WORK TO COMPLETE – What is needed is every line of the material that contains "HUMAN".

....................

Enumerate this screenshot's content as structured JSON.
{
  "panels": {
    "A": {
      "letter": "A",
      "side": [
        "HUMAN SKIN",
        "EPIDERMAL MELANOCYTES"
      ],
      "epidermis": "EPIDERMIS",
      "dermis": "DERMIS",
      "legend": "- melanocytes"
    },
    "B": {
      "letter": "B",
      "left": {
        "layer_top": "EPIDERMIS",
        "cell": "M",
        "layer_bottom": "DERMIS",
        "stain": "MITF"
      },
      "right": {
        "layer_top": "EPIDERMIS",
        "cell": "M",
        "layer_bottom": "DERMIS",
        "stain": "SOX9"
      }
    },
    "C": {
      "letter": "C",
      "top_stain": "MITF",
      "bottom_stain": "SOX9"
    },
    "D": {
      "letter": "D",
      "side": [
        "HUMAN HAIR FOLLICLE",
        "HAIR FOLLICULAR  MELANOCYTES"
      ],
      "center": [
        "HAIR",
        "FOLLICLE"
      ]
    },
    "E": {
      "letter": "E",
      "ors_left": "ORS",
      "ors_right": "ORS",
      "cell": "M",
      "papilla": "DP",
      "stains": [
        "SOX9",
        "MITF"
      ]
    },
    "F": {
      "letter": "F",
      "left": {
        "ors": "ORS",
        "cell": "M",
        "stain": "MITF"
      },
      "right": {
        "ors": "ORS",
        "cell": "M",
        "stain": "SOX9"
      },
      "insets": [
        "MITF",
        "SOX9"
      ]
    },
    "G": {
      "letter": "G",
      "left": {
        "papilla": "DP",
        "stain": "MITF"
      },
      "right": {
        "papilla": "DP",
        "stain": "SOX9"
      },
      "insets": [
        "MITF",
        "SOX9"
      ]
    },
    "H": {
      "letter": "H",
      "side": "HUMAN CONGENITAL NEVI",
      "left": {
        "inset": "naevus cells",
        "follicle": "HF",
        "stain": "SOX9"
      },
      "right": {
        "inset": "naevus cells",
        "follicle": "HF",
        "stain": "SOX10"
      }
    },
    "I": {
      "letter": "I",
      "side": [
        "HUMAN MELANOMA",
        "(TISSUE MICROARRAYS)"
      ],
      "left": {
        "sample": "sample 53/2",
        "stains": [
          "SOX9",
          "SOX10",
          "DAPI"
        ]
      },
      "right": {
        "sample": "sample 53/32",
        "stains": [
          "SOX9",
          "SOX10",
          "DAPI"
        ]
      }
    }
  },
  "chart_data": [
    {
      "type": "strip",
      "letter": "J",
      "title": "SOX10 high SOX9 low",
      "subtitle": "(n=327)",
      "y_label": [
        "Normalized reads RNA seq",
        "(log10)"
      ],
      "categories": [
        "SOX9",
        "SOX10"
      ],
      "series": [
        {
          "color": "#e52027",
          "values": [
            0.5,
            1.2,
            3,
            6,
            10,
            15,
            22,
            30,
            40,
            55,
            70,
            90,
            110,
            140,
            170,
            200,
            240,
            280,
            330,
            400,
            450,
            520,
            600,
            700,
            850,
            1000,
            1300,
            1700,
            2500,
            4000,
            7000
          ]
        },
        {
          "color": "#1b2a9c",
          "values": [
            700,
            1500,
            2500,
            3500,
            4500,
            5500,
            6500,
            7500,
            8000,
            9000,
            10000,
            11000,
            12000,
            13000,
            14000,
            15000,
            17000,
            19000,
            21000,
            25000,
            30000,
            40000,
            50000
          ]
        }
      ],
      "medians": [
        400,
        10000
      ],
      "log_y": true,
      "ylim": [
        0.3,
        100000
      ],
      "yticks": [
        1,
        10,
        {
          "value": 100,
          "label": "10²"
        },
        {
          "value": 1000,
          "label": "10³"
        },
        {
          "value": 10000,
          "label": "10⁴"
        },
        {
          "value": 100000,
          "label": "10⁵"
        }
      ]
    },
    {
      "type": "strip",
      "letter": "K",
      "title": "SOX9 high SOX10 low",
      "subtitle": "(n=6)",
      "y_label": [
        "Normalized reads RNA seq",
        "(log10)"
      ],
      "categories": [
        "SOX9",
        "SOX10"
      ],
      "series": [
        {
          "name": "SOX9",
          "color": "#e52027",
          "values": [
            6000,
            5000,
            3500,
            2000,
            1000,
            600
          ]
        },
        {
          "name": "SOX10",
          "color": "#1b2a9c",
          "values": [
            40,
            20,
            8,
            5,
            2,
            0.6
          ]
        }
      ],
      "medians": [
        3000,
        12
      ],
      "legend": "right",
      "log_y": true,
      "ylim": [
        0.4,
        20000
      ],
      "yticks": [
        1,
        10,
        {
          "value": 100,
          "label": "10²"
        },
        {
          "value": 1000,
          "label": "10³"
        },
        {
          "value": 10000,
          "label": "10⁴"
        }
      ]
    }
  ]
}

....................

ANSWER TO THE EXERCISE –
        "HUMAN SKIN",
        "HUMAN HAIR FOLLICLE",
      "side": "HUMAN CONGENITAL NEVI",
        "HUMAN MELANOMA",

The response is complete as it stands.